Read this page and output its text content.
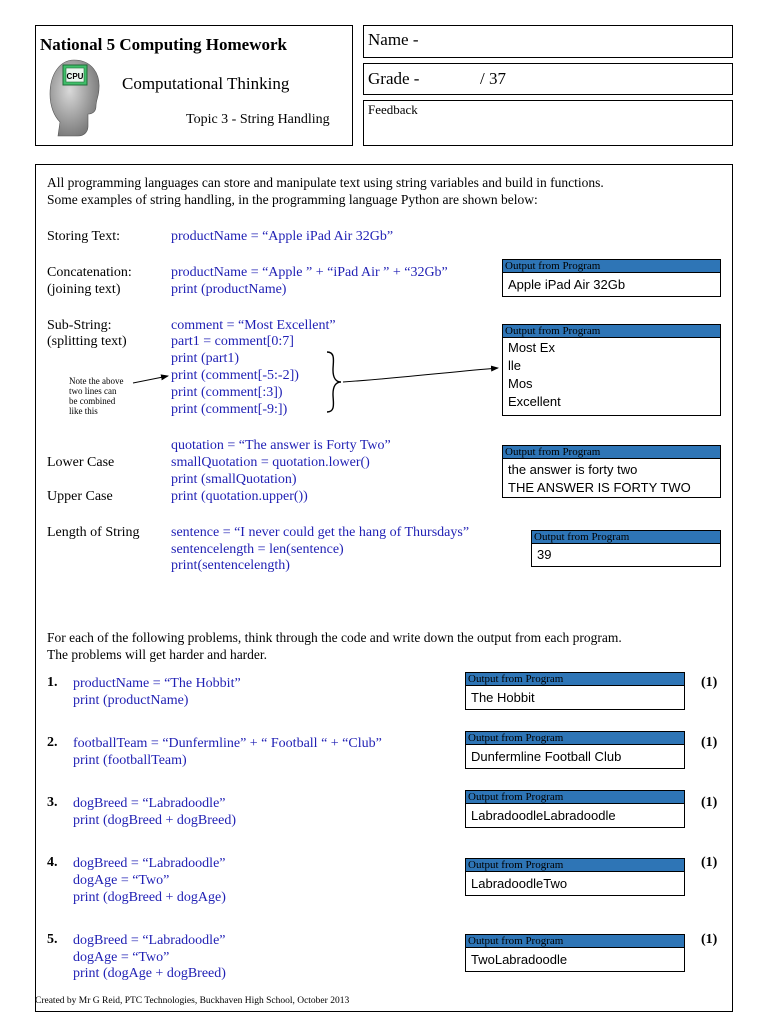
National 5 Computing Homework
CPU Computational Thinking
Topic 3 - String Handling
Name -
Grade -	/ 37
Feedback
All programming languages can store and manipulate text using string variables and build in functions.
Some examples of string handling, in the programming language Python are shown below:
Storing Text:	productName = “Apple iPad Air 32Gb”
Concatenation:
(joining text)
productName = “Apple ” + “iPad Air ” + “32Gb”
print (productName)
Output from Program
Apple iPad Air 32Gb
Sub-String:
(splitting text)
comment = “Most Excellent”
part1 = comment[0:7]
print (part1)
print (comment[-5:-2])
print (comment[:3])
print (comment[-9:])
Note the above
two lines can
be combined
like this
Output from Program
Most Ex
lle
Mos
Excellent
quotation = “The answer is Forty Two”
Lower Case	smallQuotation = quotation.lower()
print (smallQuotation)
Upper Case	print (quotation.upper())
Output from Program
the answer is forty two
THE ANSWER IS FORTY TWO
Length of String sentence = “I never could get the hang of Thursdays”
sentencelength = len(sentence)
print(sentencelength)
Output from Program
39
For each of the following problems, think through the code and write down the output from each program.
The problems will get harder and harder.
1. productName = “The Hobbit”
print (productName)
Output from Program
The Hobbit
(1)
2. footballTeam = “Dunfermline” + “ Football “ + “Club”
print (footballTeam)
Output from Program
Dunfermline Football Club
(1)
3. dogBreed = “Labradoodle”
print (dogBreed + dogBreed)
Output from Program
LabradoodleLabradoodle
(1)
4. dogBreed = “Labradoodle”
dogAge = “Two”
print (dogBreed + dogAge)
Output from Program
LabradoodleTwo
(1)
5. dogBreed = “Labradoodle”
dogAge = “Two”
print (dogAge + dogBreed)
Output from Program
TwoLabradoodle
(1)
Created by Mr G Reid, PTC Technologies, Buckhaven High School, October 2013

= = = =

Work to do
Write out again every line above exactly as given; the pictures do not belong in the copy.

Reply
Read this page and output its text content.
National 5 Computing Homework
CPU Computational Thinking
Topic 3 - String Handling
Name -
Grade -	/ 37
Feedback
All programming languages can store and manipulate text using string variables and build in functions.
Some examples of string handling, in the programming language Python are shown below:
Storing Text:	productName = “Apple iPad Air 32Gb”
Concatenation:
(joining text)
productName = “Apple ” + “iPad Air ” + “32Gb”
print (productName)
Output from Program
Apple iPad Air 32Gb
Sub-String:
(splitting text)
comment = “Most Excellent”
part1 = comment[0:7]
print (part1)
print (comment[-5:-2])
print (comment[:3])
print (comment[-9:])
Note the above
two lines can
be combined
like this
Output from Program
Most Ex
lle
Mos
Excellent
quotation = “The answer is Forty Two”
Lower Case	smallQuotation = quotation.lower()
print (smallQuotation)
Upper Case	print (quotation.upper())
Output from Program
the answer is forty two
THE ANSWER IS FORTY TWO
Length of String sentence = “I never could get the hang of Thursdays”
sentencelength = len(sentence)
print(sentencelength)
Output from Program
39
For each of the following problems, think through the code and write down the output from each program.
The problems will get harder and harder.
1. productName = “The Hobbit”
print (productName)
Output from Program
The Hobbit
(1)
2. footballTeam = “Dunfermline” + “ Football “ + “Club”
print (footballTeam)
Output from Program
Dunfermline Football Club
(1)
3. dogBreed = “Labradoodle”
print (dogBreed + dogBreed)
Output from Program
LabradoodleLabradoodle
(1)
4. dogBreed = “Labradoodle”
dogAge = “Two”
print (dogBreed + dogAge)
Output from Program
LabradoodleTwo
(1)
5. dogBreed = “Labradoodle”
dogAge = “Two”
print (dogAge + dogBreed)
Output from Program
TwoLabradoodle
(1)
Created by Mr G Reid, PTC Technologies, Buckhaven High School, October 2013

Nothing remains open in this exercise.